▶ [ITEMS]:
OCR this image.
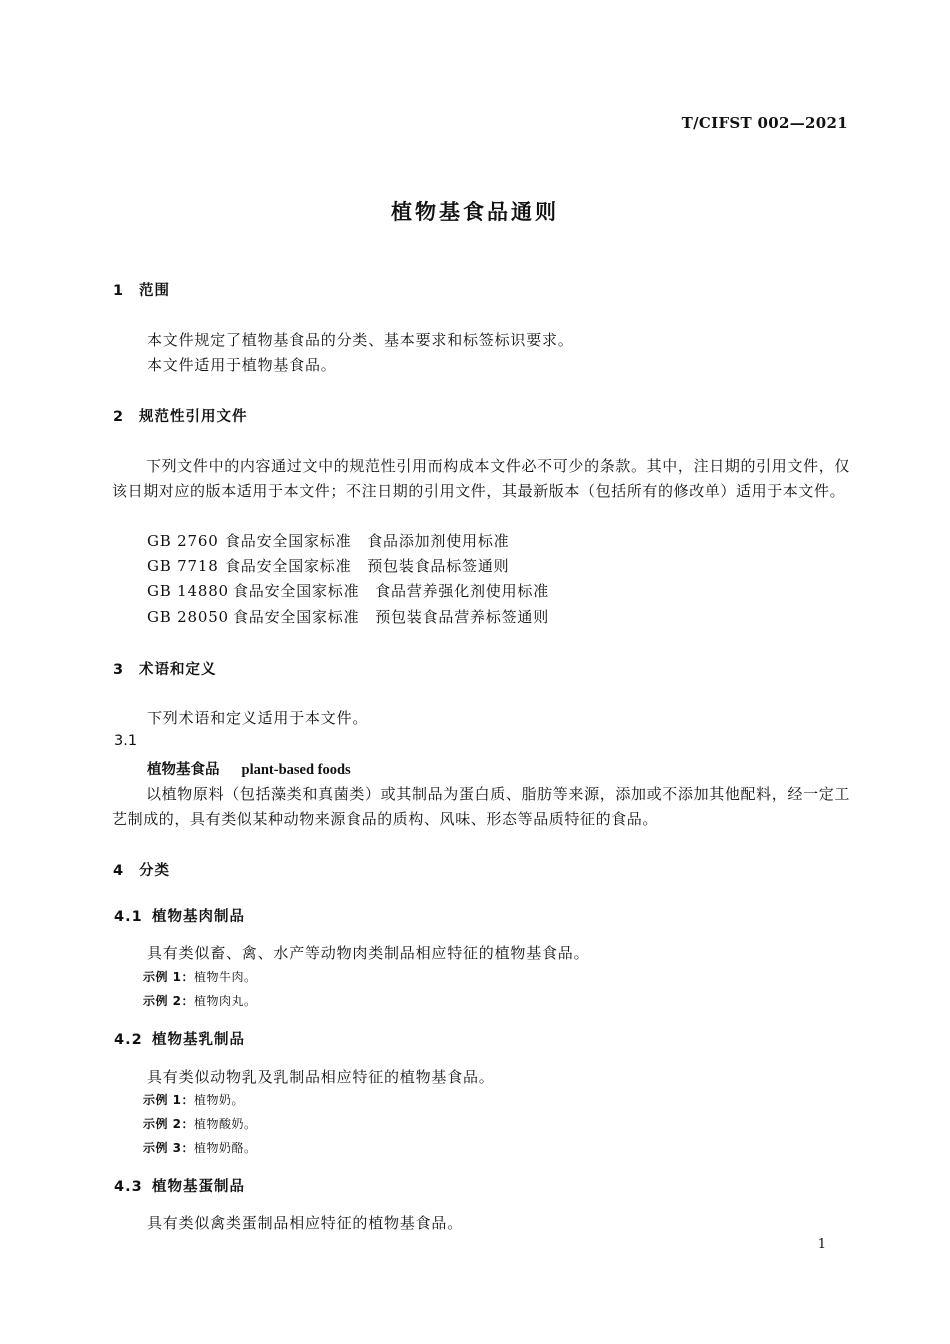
T/CIFST 002—2021
植物基食品通则
1 范围
本文件规定了植物基食品的分类、基本要求和标签标识要求。
本文件适用于植物基食品。
2 规范性引用文件
下列文件中的内容通过文中的规范性引用而构成本文件必不可少的条款。其中，注日期的引用文件，仅该日期对应的版本适用于本文件；不注日期的引用文件，其最新版本（包括所有的修改单）适用于本文件。
GB 2760 食品安全国家标准　 食品添加剂使用标准
GB 7718 食品安全国家标准　 预包装食品标签通则
GB 14880 食品安全国家标准　 食品营养强化剂使用标准
GB 28050 食品安全国家标准　 预包装食品营养标签通则
3 术语和定义
下列术语和定义适用于本文件。
3.1
植物基食品 plant-based foods
以植物原料（包括藻类和真菌类）或其制品为蛋白质、脂肪等来源，添加或不添加其他配料，经一定工艺制成的，具有类似某种动物来源食品的质构、风味、形态等品质特征的食品。
4 分类
4.1 植物基肉制品
具有类似畜、禽、水产等动物肉类制品相应特征的植物基食品。
示例 1：植物牛肉。
示例 2：植物肉丸。
4.2 植物基乳制品
具有类似动物乳及乳制品相应特征的植物基食品。
示例 1：植物奶。
示例 2：植物酸奶。
示例 3：植物奶酪。
4.3 植物基蛋制品
具有类似禽类蛋制品相应特征的植物基食品。
1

▶ [WHAT THE EXERCISE ASKS]: Write out the material above again, word for word, minus its pictures.

▶ [ANSWER TO THIS PROBLEM]:
OCR this image.
T/CIFST 002—2021
植物基食品通则
1 范围
本文件规定了植物基食品的分类、基本要求和标签标识要求。
本文件适用于植物基食品。
2 规范性引用文件
下列文件中的内容通过文中的规范性引用而构成本文件必不可少的条款。其中，注日期的引用文件，仅该日期对应的版本适用于本文件；不注日期的引用文件，其最新版本（包括所有的修改单）适用于本文件。
GB 2760 食品安全国家标准　 食品添加剂使用标准
GB 7718 食品安全国家标准　 预包装食品标签通则
GB 14880 食品安全国家标准　 食品营养强化剂使用标准
GB 28050 食品安全国家标准　 预包装食品营养标签通则
3 术语和定义
下列术语和定义适用于本文件。
3.1
植物基食品 plant-based foods
以植物原料（包括藻类和真菌类）或其制品为蛋白质、脂肪等来源，添加或不添加其他配料，经一定工艺制成的，具有类似某种动物来源食品的质构、风味、形态等品质特征的食品。
4 分类
4.1 植物基肉制品
具有类似畜、禽、水产等动物肉类制品相应特征的植物基食品。
示例 1：植物牛肉。
示例 2：植物肉丸。
4.2 植物基乳制品
具有类似动物乳及乳制品相应特征的植物基食品。
示例 1：植物奶。
示例 2：植物酸奶。
示例 3：植物奶酪。
4.3 植物基蛋制品
具有类似禽类蛋制品相应特征的植物基食品。
1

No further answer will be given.